* **Exercise instructions**
Of the lines in the listing, how many include the string "date"? Write the number and nothing else.

* **Record list**

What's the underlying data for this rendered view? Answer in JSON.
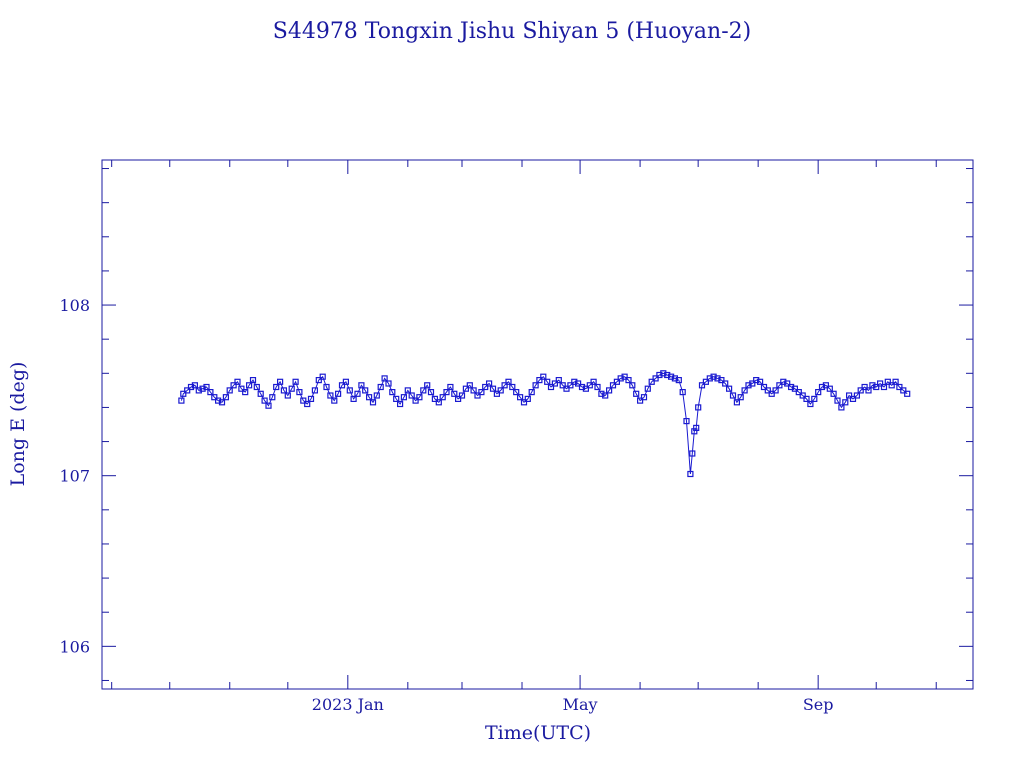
{
  "chart_data": {
    "type": "scatter",
    "title": "S44978 Tongxin Jishu Shiyan 5  (Huoyan-2)",
    "xlabel": "Time(UTC)",
    "ylabel": "Long E (deg)",
    "xlim": [
      "2022-08-27",
      "2023-11-20"
    ],
    "ylim": [
      105.75,
      108.85
    ],
    "x_ticks": [
      {
        "date": "2023-01-01",
        "label": "2023 Jan"
      },
      {
        "date": "2023-05-01",
        "label": "May"
      },
      {
        "date": "2023-09-01",
        "label": "Sep"
      }
    ],
    "y_ticks": [
      106,
      107,
      108
    ],
    "grid": false,
    "marker": "square",
    "connected": true,
    "color": "#1a1ad0",
    "series": [
      {
        "points": [
          [
            "2022-10-07",
            107.44
          ],
          [
            "2022-10-08",
            107.48
          ],
          [
            "2022-10-10",
            107.5
          ],
          [
            "2022-10-12",
            107.52
          ],
          [
            "2022-10-14",
            107.53
          ],
          [
            "2022-10-16",
            107.5
          ],
          [
            "2022-10-18",
            107.51
          ],
          [
            "2022-10-20",
            107.52
          ],
          [
            "2022-10-22",
            107.49
          ],
          [
            "2022-10-24",
            107.46
          ],
          [
            "2022-10-26",
            107.44
          ],
          [
            "2022-10-28",
            107.43
          ],
          [
            "2022-10-30",
            107.46
          ],
          [
            "2022-11-01",
            107.5
          ],
          [
            "2022-11-03",
            107.53
          ],
          [
            "2022-11-05",
            107.55
          ],
          [
            "2022-11-07",
            107.51
          ],
          [
            "2022-11-09",
            107.49
          ],
          [
            "2022-11-11",
            107.53
          ],
          [
            "2022-11-13",
            107.56
          ],
          [
            "2022-11-15",
            107.52
          ],
          [
            "2022-11-17",
            107.48
          ],
          [
            "2022-11-19",
            107.44
          ],
          [
            "2022-11-21",
            107.41
          ],
          [
            "2022-11-23",
            107.46
          ],
          [
            "2022-11-25",
            107.52
          ],
          [
            "2022-11-27",
            107.55
          ],
          [
            "2022-11-29",
            107.5
          ],
          [
            "2022-12-01",
            107.47
          ],
          [
            "2022-12-03",
            107.51
          ],
          [
            "2022-12-05",
            107.55
          ],
          [
            "2022-12-07",
            107.49
          ],
          [
            "2022-12-09",
            107.44
          ],
          [
            "2022-12-11",
            107.42
          ],
          [
            "2022-12-13",
            107.45
          ],
          [
            "2022-12-15",
            107.5
          ],
          [
            "2022-12-17",
            107.56
          ],
          [
            "2022-12-19",
            107.58
          ],
          [
            "2022-12-21",
            107.52
          ],
          [
            "2022-12-23",
            107.47
          ],
          [
            "2022-12-25",
            107.44
          ],
          [
            "2022-12-27",
            107.48
          ],
          [
            "2022-12-29",
            107.53
          ],
          [
            "2022-12-31",
            107.55
          ],
          [
            "2023-01-02",
            107.5
          ],
          [
            "2023-01-04",
            107.45
          ],
          [
            "2023-01-06",
            107.48
          ],
          [
            "2023-01-08",
            107.53
          ],
          [
            "2023-01-10",
            107.5
          ],
          [
            "2023-01-12",
            107.46
          ],
          [
            "2023-01-14",
            107.43
          ],
          [
            "2023-01-16",
            107.47
          ],
          [
            "2023-01-18",
            107.52
          ],
          [
            "2023-01-20",
            107.57
          ],
          [
            "2023-01-22",
            107.54
          ],
          [
            "2023-01-24",
            107.49
          ],
          [
            "2023-01-26",
            107.45
          ],
          [
            "2023-01-28",
            107.42
          ],
          [
            "2023-01-30",
            107.46
          ],
          [
            "2023-02-01",
            107.5
          ],
          [
            "2023-02-03",
            107.47
          ],
          [
            "2023-02-05",
            107.44
          ],
          [
            "2023-02-07",
            107.46
          ],
          [
            "2023-02-09",
            107.5
          ],
          [
            "2023-02-11",
            107.53
          ],
          [
            "2023-02-13",
            107.49
          ],
          [
            "2023-02-15",
            107.45
          ],
          [
            "2023-02-17",
            107.43
          ],
          [
            "2023-02-19",
            107.46
          ],
          [
            "2023-02-21",
            107.49
          ],
          [
            "2023-02-23",
            107.52
          ],
          [
            "2023-02-25",
            107.48
          ],
          [
            "2023-02-27",
            107.45
          ],
          [
            "2023-03-01",
            107.47
          ],
          [
            "2023-03-03",
            107.51
          ],
          [
            "2023-03-05",
            107.53
          ],
          [
            "2023-03-07",
            107.5
          ],
          [
            "2023-03-09",
            107.47
          ],
          [
            "2023-03-11",
            107.49
          ],
          [
            "2023-03-13",
            107.52
          ],
          [
            "2023-03-15",
            107.54
          ],
          [
            "2023-03-17",
            107.51
          ],
          [
            "2023-03-19",
            107.48
          ],
          [
            "2023-03-21",
            107.5
          ],
          [
            "2023-03-23",
            107.53
          ],
          [
            "2023-03-25",
            107.55
          ],
          [
            "2023-03-27",
            107.52
          ],
          [
            "2023-03-29",
            107.49
          ],
          [
            "2023-03-31",
            107.46
          ],
          [
            "2023-04-02",
            107.43
          ],
          [
            "2023-04-04",
            107.45
          ],
          [
            "2023-04-06",
            107.49
          ],
          [
            "2023-04-08",
            107.53
          ],
          [
            "2023-04-10",
            107.56
          ],
          [
            "2023-04-12",
            107.58
          ],
          [
            "2023-04-14",
            107.55
          ],
          [
            "2023-04-16",
            107.52
          ],
          [
            "2023-04-18",
            107.54
          ],
          [
            "2023-04-20",
            107.56
          ],
          [
            "2023-04-22",
            107.53
          ],
          [
            "2023-04-24",
            107.51
          ],
          [
            "2023-04-26",
            107.53
          ],
          [
            "2023-04-28",
            107.55
          ],
          [
            "2023-04-30",
            107.54
          ],
          [
            "2023-05-02",
            107.52
          ],
          [
            "2023-05-04",
            107.51
          ],
          [
            "2023-05-06",
            107.53
          ],
          [
            "2023-05-08",
            107.55
          ],
          [
            "2023-05-10",
            107.52
          ],
          [
            "2023-05-12",
            107.48
          ],
          [
            "2023-05-14",
            107.47
          ],
          [
            "2023-05-16",
            107.5
          ],
          [
            "2023-05-18",
            107.53
          ],
          [
            "2023-05-20",
            107.55
          ],
          [
            "2023-05-22",
            107.57
          ],
          [
            "2023-05-24",
            107.58
          ],
          [
            "2023-05-26",
            107.56
          ],
          [
            "2023-05-28",
            107.53
          ],
          [
            "2023-05-30",
            107.48
          ],
          [
            "2023-06-01",
            107.44
          ],
          [
            "2023-06-03",
            107.46
          ],
          [
            "2023-06-05",
            107.51
          ],
          [
            "2023-06-07",
            107.55
          ],
          [
            "2023-06-09",
            107.57
          ],
          [
            "2023-06-11",
            107.59
          ],
          [
            "2023-06-13",
            107.6
          ],
          [
            "2023-06-15",
            107.59
          ],
          [
            "2023-06-17",
            107.58
          ],
          [
            "2023-06-19",
            107.57
          ],
          [
            "2023-06-21",
            107.56
          ],
          [
            "2023-06-23",
            107.49
          ],
          [
            "2023-06-25",
            107.32
          ],
          [
            "2023-06-27",
            107.01
          ],
          [
            "2023-06-28",
            107.13
          ],
          [
            "2023-06-29",
            107.26
          ],
          [
            "2023-06-30",
            107.28
          ],
          [
            "2023-07-01",
            107.4
          ],
          [
            "2023-07-03",
            107.53
          ],
          [
            "2023-07-05",
            107.55
          ],
          [
            "2023-07-07",
            107.57
          ],
          [
            "2023-07-09",
            107.58
          ],
          [
            "2023-07-11",
            107.57
          ],
          [
            "2023-07-13",
            107.56
          ],
          [
            "2023-07-15",
            107.54
          ],
          [
            "2023-07-17",
            107.51
          ],
          [
            "2023-07-19",
            107.47
          ],
          [
            "2023-07-21",
            107.43
          ],
          [
            "2023-07-23",
            107.46
          ],
          [
            "2023-07-25",
            107.5
          ],
          [
            "2023-07-27",
            107.53
          ],
          [
            "2023-07-29",
            107.54
          ],
          [
            "2023-07-31",
            107.56
          ],
          [
            "2023-08-02",
            107.55
          ],
          [
            "2023-08-04",
            107.52
          ],
          [
            "2023-08-06",
            107.5
          ],
          [
            "2023-08-08",
            107.48
          ],
          [
            "2023-08-10",
            107.5
          ],
          [
            "2023-08-12",
            107.53
          ],
          [
            "2023-08-14",
            107.55
          ],
          [
            "2023-08-16",
            107.54
          ],
          [
            "2023-08-18",
            107.52
          ],
          [
            "2023-08-20",
            107.51
          ],
          [
            "2023-08-22",
            107.49
          ],
          [
            "2023-08-24",
            107.47
          ],
          [
            "2023-08-26",
            107.45
          ],
          [
            "2023-08-28",
            107.42
          ],
          [
            "2023-08-30",
            107.45
          ],
          [
            "2023-09-01",
            107.49
          ],
          [
            "2023-09-03",
            107.52
          ],
          [
            "2023-09-05",
            107.53
          ],
          [
            "2023-09-07",
            107.51
          ],
          [
            "2023-09-09",
            107.48
          ],
          [
            "2023-09-11",
            107.44
          ],
          [
            "2023-09-13",
            107.4
          ],
          [
            "2023-09-15",
            107.43
          ],
          [
            "2023-09-17",
            107.47
          ],
          [
            "2023-09-19",
            107.45
          ],
          [
            "2023-09-21",
            107.47
          ],
          [
            "2023-09-23",
            107.5
          ],
          [
            "2023-09-25",
            107.52
          ],
          [
            "2023-09-27",
            107.5
          ],
          [
            "2023-09-29",
            107.53
          ],
          [
            "2023-10-01",
            107.52
          ],
          [
            "2023-10-03",
            107.54
          ],
          [
            "2023-10-05",
            107.52
          ],
          [
            "2023-10-07",
            107.55
          ],
          [
            "2023-10-09",
            107.53
          ],
          [
            "2023-10-11",
            107.55
          ],
          [
            "2023-10-13",
            107.52
          ],
          [
            "2023-10-15",
            107.5
          ],
          [
            "2023-10-17",
            107.48
          ]
        ]
      }
    ]
  }
}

* **Response below**
3